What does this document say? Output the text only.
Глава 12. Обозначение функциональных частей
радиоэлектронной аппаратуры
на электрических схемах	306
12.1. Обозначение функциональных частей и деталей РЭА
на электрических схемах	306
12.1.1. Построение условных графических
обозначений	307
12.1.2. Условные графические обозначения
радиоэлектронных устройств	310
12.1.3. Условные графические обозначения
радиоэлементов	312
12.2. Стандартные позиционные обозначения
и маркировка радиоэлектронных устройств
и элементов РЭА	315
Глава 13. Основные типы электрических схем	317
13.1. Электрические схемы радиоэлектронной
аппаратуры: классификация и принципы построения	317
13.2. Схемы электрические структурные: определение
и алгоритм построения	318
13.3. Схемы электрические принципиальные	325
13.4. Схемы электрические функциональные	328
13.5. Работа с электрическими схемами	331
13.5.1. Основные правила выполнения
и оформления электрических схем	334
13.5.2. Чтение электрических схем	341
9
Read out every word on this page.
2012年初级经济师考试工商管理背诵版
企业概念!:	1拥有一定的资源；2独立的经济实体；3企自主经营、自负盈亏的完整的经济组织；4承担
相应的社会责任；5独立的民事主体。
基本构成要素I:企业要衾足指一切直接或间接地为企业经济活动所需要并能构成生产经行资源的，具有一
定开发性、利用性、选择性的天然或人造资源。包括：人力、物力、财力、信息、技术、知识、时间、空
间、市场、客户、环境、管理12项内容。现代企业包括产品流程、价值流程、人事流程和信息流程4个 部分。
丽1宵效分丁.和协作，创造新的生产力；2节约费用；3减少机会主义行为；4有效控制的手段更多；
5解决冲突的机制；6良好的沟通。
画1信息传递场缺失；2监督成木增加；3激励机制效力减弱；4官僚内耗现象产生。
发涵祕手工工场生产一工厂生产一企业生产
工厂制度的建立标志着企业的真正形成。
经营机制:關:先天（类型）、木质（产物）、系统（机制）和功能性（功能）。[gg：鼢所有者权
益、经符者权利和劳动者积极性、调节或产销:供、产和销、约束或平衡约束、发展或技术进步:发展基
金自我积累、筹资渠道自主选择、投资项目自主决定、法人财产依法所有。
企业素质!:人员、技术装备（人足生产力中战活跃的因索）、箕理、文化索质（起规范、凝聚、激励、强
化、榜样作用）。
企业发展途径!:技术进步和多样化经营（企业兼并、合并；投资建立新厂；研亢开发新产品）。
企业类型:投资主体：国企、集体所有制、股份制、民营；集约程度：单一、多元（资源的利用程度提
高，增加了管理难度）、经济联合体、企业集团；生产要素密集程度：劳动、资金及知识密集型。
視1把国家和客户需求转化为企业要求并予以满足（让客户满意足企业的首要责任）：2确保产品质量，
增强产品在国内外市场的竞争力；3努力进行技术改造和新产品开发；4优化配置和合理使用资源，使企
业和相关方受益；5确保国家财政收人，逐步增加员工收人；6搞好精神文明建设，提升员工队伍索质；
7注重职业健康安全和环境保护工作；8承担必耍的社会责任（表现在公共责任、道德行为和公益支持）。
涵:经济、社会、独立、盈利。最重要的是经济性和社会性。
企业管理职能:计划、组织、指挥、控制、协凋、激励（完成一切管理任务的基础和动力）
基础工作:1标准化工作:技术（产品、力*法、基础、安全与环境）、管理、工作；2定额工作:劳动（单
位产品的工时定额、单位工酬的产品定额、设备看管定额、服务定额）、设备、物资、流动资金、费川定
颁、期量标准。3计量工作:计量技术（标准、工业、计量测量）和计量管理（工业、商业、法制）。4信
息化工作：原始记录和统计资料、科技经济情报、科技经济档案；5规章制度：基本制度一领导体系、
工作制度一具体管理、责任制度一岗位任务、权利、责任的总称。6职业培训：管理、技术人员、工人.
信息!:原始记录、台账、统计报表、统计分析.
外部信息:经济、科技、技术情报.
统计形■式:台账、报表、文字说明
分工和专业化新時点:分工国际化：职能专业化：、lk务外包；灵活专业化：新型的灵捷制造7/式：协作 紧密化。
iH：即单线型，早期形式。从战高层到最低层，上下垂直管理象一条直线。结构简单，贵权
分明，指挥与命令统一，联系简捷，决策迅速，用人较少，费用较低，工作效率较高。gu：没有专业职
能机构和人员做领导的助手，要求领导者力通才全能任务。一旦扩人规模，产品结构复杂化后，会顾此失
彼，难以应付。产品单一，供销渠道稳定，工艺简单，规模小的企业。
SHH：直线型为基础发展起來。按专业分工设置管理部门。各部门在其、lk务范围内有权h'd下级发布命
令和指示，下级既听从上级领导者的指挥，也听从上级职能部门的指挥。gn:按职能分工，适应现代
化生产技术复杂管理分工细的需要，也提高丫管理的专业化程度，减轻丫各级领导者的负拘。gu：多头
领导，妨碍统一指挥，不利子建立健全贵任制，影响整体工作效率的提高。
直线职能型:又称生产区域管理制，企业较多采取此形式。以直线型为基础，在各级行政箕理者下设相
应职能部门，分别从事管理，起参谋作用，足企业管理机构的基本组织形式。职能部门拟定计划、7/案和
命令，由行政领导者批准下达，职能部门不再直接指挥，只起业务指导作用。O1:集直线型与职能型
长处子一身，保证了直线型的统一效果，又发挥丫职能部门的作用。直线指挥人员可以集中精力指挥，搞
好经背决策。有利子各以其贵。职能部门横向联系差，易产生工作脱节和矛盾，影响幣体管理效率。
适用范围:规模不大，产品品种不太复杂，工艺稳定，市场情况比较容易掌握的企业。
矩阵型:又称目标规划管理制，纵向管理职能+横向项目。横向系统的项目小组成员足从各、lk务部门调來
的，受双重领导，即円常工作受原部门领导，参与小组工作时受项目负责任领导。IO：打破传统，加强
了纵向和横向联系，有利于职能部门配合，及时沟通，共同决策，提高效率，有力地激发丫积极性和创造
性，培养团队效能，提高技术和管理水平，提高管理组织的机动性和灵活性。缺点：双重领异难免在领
========================================
▶ [WHAT YOU ARE ASKED TO DO]: Please give back all of the records exactly as written.

▶ [EXERCISE RESPONSE]:
What does this document say? Output the text only.
Глава 12. Обозначение функциональных частей
радиоэлектронной аппаратуры
на электрических схемах	306
12.1. Обозначение функциональных частей и деталей РЭА
на электрических схемах	306
12.1.1. Построение условных графических
обозначений	307
12.1.2. Условные графические обозначения
радиоэлектронных устройств	310
12.1.3. Условные графические обозначения
радиоэлементов	312
12.2. Стандартные позиционные обозначения
и маркировка радиоэлектронных устройств
и элементов РЭА	315
Глава 13. Основные типы электрических схем	317
13.1. Электрические схемы радиоэлектронной
аппаратуры: классификация и принципы построения	317
13.2. Схемы электрические структурные: определение
и алгоритм построения	318
13.3. Схемы электрические принципиальные	325
13.4. Схемы электрические функциональные	328
13.5. Работа с электрическими схемами	331
13.5.1. Основные правила выполнения
и оформления электрических схем	334
13.5.2. Чтение электрических схем	341
9
Read out every word on this page.
2012年初级经济师考试工商管理背诵版
企业概念!:	1拥有一定的资源；2独立的经济实体；3企自主经营、自负盈亏的完整的经济组织；4承担
相应的社会责任；5独立的民事主体。
基本构成要素I:企业要衾足指一切直接或间接地为企业经济活动所需要并能构成生产经行资源的，具有一
定开发性、利用性、选择性的天然或人造资源。包括：人力、物力、财力、信息、技术、知识、时间、空
间、市场、客户、环境、管理12项内容。现代企业包括产品流程、价值流程、人事流程和信息流程4个 部分。
丽1宵效分丁.和协作，创造新的生产力；2节约费用；3减少机会主义行为；4有效控制的手段更多；
5解决冲突的机制；6良好的沟通。
画1信息传递场缺失；2监督成木增加；3激励机制效力减弱；4官僚内耗现象产生。
发涵祕手工工场生产一工厂生产一企业生产
工厂制度的建立标志着企业的真正形成。
经营机制:關:先天（类型）、木质（产物）、系统（机制）和功能性（功能）。[gg：鼢所有者权
益、经符者权利和劳动者积极性、调节或产销:供、产和销、约束或平衡约束、发展或技术进步:发展基
金自我积累、筹资渠道自主选择、投资项目自主决定、法人财产依法所有。
企业素质!:人员、技术装备（人足生产力中战活跃的因索）、箕理、文化索质（起规范、凝聚、激励、强
化、榜样作用）。
企业发展途径!:技术进步和多样化经营（企业兼并、合并；投资建立新厂；研亢开发新产品）。
企业类型:投资主体：国企、集体所有制、股份制、民营；集约程度：单一、多元（资源的利用程度提
高，增加了管理难度）、经济联合体、企业集团；生产要素密集程度：劳动、资金及知识密集型。
視1把国家和客户需求转化为企业要求并予以满足（让客户满意足企业的首要责任）：2确保产品质量，
增强产品在国内外市场的竞争力；3努力进行技术改造和新产品开发；4优化配置和合理使用资源，使企
业和相关方受益；5确保国家财政收人，逐步增加员工收人；6搞好精神文明建设，提升员工队伍索质；
7注重职业健康安全和环境保护工作；8承担必耍的社会责任（表现在公共责任、道德行为和公益支持）。
涵:经济、社会、独立、盈利。最重要的是经济性和社会性。
企业管理职能:计划、组织、指挥、控制、协凋、激励（完成一切管理任务的基础和动力）
基础工作:1标准化工作:技术（产品、力*法、基础、安全与环境）、管理、工作；2定额工作:劳动（单
位产品的工时定额、单位工酬的产品定额、设备看管定额、服务定额）、设备、物资、流动资金、费川定
颁、期量标准。3计量工作:计量技术（标准、工业、计量测量）和计量管理（工业、商业、法制）。4信
息化工作：原始记录和统计资料、科技经济情报、科技经济档案；5规章制度：基本制度一领导体系、
工作制度一具体管理、责任制度一岗位任务、权利、责任的总称。6职业培训：管理、技术人员、工人.
信息!:原始记录、台账、统计报表、统计分析.
外部信息:经济、科技、技术情报.
统计形■式:台账、报表、文字说明
分工和专业化新時点:分工国际化：职能专业化：、lk务外包；灵活专业化：新型的灵捷制造7/式：协作 紧密化。
iH：即单线型，早期形式。从战高层到最低层，上下垂直管理象一条直线。结构简单，贵权
分明，指挥与命令统一，联系简捷，决策迅速，用人较少，费用较低，工作效率较高。gu：没有专业职
能机构和人员做领导的助手，要求领导者力通才全能任务。一旦扩人规模，产品结构复杂化后，会顾此失
彼，难以应付。产品单一，供销渠道稳定，工艺简单，规模小的企业。
SHH：直线型为基础发展起來。按专业分工设置管理部门。各部门在其、lk务范围内有权h'd下级发布命
令和指示，下级既听从上级领导者的指挥，也听从上级职能部门的指挥。gn:按职能分工，适应现代
化生产技术复杂管理分工细的需要，也提高丫管理的专业化程度，减轻丫各级领导者的负拘。gu：多头
领导，妨碍统一指挥，不利子建立健全贵任制，影响整体工作效率的提高。
直线职能型:又称生产区域管理制，企业较多采取此形式。以直线型为基础，在各级行政箕理者下设相
应职能部门，分别从事管理，起参谋作用，足企业管理机构的基本组织形式。职能部门拟定计划、7/案和
命令，由行政领导者批准下达，职能部门不再直接指挥，只起业务指导作用。O1:集直线型与职能型
长处子一身，保证了直线型的统一效果，又发挥丫职能部门的作用。直线指挥人员可以集中精力指挥，搞
好经背决策。有利子各以其贵。职能部门横向联系差，易产生工作脱节和矛盾，影响幣体管理效率。
适用范围:规模不大，产品品种不太复杂，工艺稳定，市场情况比较容易掌握的企业。
矩阵型:又称目标规划管理制，纵向管理职能+横向项目。横向系统的项目小组成员足从各、lk务部门调來
的，受双重领导，即円常工作受原部门领导，参与小组工作时受项目负责任领导。IO：打破传统，加强
了纵向和横向联系，有利于职能部门配合，及时沟通，共同决策，提高效率，有力地激发丫积极性和创造
性，培养团队效能，提高技术和管理水平，提高管理组织的机动性和灵活性。缺点：双重领异难免在领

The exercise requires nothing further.